Exercise directions: Copy out all lines of the records in which the word "ERBE" appears.

— Begin —

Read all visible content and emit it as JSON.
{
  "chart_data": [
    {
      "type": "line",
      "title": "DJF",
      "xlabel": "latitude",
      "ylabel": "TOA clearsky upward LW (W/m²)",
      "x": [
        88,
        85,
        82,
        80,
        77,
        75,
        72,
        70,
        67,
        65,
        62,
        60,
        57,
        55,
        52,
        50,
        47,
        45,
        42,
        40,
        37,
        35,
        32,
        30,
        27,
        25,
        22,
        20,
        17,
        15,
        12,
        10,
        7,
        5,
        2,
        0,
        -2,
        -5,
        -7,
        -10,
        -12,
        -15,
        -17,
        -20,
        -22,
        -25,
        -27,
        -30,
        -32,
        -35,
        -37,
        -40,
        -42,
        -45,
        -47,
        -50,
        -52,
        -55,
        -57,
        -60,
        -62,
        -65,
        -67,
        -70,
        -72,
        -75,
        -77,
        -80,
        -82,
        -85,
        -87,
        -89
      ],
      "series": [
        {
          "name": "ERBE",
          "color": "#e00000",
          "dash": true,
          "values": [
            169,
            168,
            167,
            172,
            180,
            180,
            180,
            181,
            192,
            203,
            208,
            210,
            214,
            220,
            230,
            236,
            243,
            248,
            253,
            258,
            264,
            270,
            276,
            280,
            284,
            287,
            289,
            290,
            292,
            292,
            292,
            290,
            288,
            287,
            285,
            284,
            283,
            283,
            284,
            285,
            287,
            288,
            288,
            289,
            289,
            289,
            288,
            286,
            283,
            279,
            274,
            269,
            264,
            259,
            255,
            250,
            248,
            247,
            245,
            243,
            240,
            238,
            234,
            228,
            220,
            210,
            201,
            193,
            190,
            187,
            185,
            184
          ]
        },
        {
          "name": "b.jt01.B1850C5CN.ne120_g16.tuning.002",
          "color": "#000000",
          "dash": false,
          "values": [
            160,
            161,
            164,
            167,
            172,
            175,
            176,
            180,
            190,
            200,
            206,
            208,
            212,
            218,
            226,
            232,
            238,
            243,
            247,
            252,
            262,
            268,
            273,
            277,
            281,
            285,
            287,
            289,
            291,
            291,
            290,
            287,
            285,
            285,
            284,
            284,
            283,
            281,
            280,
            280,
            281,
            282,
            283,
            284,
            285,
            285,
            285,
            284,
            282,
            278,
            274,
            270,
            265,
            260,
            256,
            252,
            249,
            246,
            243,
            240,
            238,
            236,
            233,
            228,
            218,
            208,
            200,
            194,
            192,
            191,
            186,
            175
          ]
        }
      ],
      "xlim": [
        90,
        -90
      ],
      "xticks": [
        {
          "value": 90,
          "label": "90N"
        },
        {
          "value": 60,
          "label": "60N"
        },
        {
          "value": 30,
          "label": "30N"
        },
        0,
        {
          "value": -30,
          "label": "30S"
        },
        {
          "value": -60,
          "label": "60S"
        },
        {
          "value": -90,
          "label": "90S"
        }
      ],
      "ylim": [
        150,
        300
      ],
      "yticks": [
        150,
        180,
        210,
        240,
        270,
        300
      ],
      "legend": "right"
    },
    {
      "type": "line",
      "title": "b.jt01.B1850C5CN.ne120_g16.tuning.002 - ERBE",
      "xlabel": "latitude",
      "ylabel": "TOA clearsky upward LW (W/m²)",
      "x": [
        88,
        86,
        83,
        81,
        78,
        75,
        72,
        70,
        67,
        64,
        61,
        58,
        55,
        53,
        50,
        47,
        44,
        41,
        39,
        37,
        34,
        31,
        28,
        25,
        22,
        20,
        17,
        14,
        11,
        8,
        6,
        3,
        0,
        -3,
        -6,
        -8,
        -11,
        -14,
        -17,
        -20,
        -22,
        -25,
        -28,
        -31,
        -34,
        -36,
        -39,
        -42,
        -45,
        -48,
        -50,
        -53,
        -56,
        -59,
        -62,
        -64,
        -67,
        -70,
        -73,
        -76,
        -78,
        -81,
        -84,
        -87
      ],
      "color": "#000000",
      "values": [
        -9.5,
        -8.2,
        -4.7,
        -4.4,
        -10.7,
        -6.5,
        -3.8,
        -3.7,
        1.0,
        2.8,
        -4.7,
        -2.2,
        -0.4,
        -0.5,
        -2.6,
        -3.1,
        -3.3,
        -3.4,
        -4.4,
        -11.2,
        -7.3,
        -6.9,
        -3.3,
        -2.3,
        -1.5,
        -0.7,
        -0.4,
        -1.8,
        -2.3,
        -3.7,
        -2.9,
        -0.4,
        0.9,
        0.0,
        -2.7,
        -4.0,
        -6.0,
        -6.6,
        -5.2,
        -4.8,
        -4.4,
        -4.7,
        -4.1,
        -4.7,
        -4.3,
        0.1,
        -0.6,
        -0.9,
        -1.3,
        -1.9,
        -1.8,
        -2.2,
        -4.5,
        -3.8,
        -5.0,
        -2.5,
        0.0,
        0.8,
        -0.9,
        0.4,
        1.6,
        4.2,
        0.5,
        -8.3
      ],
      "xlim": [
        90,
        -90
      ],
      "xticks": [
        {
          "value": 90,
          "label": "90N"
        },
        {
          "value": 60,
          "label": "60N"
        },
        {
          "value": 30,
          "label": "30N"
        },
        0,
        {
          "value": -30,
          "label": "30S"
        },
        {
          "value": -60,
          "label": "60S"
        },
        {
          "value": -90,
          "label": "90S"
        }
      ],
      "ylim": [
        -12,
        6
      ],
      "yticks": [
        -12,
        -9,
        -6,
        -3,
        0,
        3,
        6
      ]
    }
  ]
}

— End —

Problem solution:
          "name": "ERBE",
      "title": "b.jt01.B1850C5CN.ne120_g16.tuning.002 - ERBE",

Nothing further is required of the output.